A Business Owner’s Guide to the Holiday Slowdown

When you run a business, is there ever such a thing as a holiday slowdown? Sure, there might be a seasonal lull in new clients or customer orders, but even when there’s less to do in your business, there’s always more to do for your business.
While your business’ to-do list can sometimes seem never-ending and overwhelming (in which case, be sure to take care of yourself), there are some tips that can help you maintain perspective and meet the end of the year with total control.

Review the Ups and Downs

The end of the year is a good time to pause and reflect on how your business has performed over the past twelve months. Not to kick yourself for what went wrong, or even to praise yourself for what went right, but to pick out the learnings that you can use to build an even stronger business next year.
How to do this?
First, take a deep breath. Then:

  1. Take a moment to write down your three most successful campaigns or activities.
  2. List the three things you did that you feel didn’t live up to your expectations.
  3. Capture what you can learn from all six of these moments and add those lessons to your business plan for 2018.

→ **GIVEN INFORMATION**
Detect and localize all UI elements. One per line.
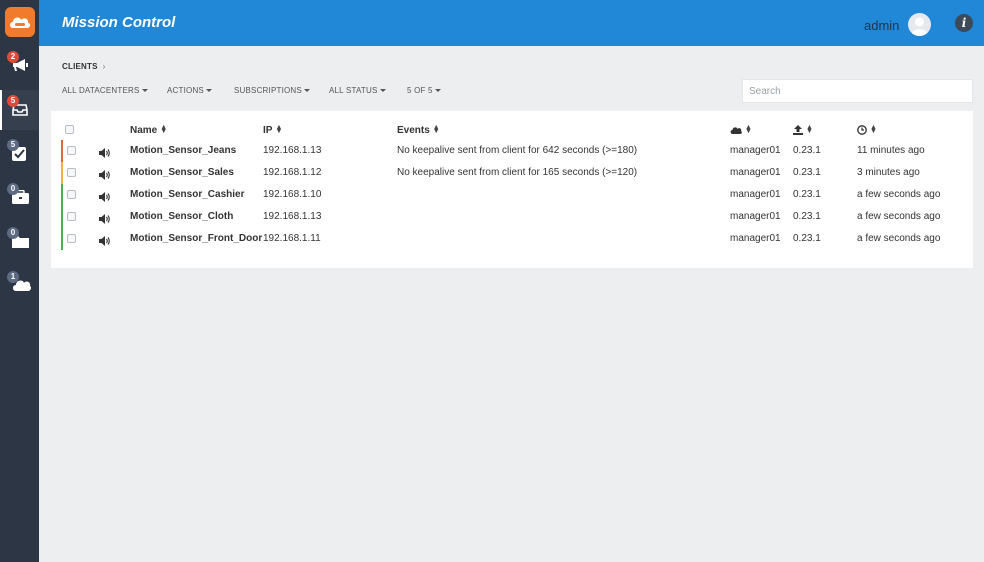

→ **EXERCISE PROMPT**
Can you reproduce the holiday slowdown guide word for word, from its title through the last numbered step?

→ **SOLUTION BELOW**
A Business Owner’s Guide to the Holiday Slowdown

When you run a business, is there ever such a thing as a holiday slowdown? Sure, there might be a seasonal lull in new clients or customer orders, but even when there’s less to do in your business, there’s always more to do for your business.
While your business’ to-do list can sometimes seem never-ending and overwhelming (in which case, be sure to take care of yourself), there are some tips that can help you maintain perspective and meet the end of the year with total control.

Review the Ups and Downs

The end of the year is a good time to pause and reflect on how your business has performed over the past twelve months. Not to kick yourself for what went wrong, or even to praise yourself for what went right, but to pick out the learnings that you can use to build an even stronger business next year.
How to do this?
First, take a deep breath. Then:

  1. Take a moment to write down your three most successful campaigns or activities.
  2. List the three things you did that you feel didn’t live up to your expectations.
  3. Capture what you can learn from all six of these moments and add those lessons to your business plan for 2018.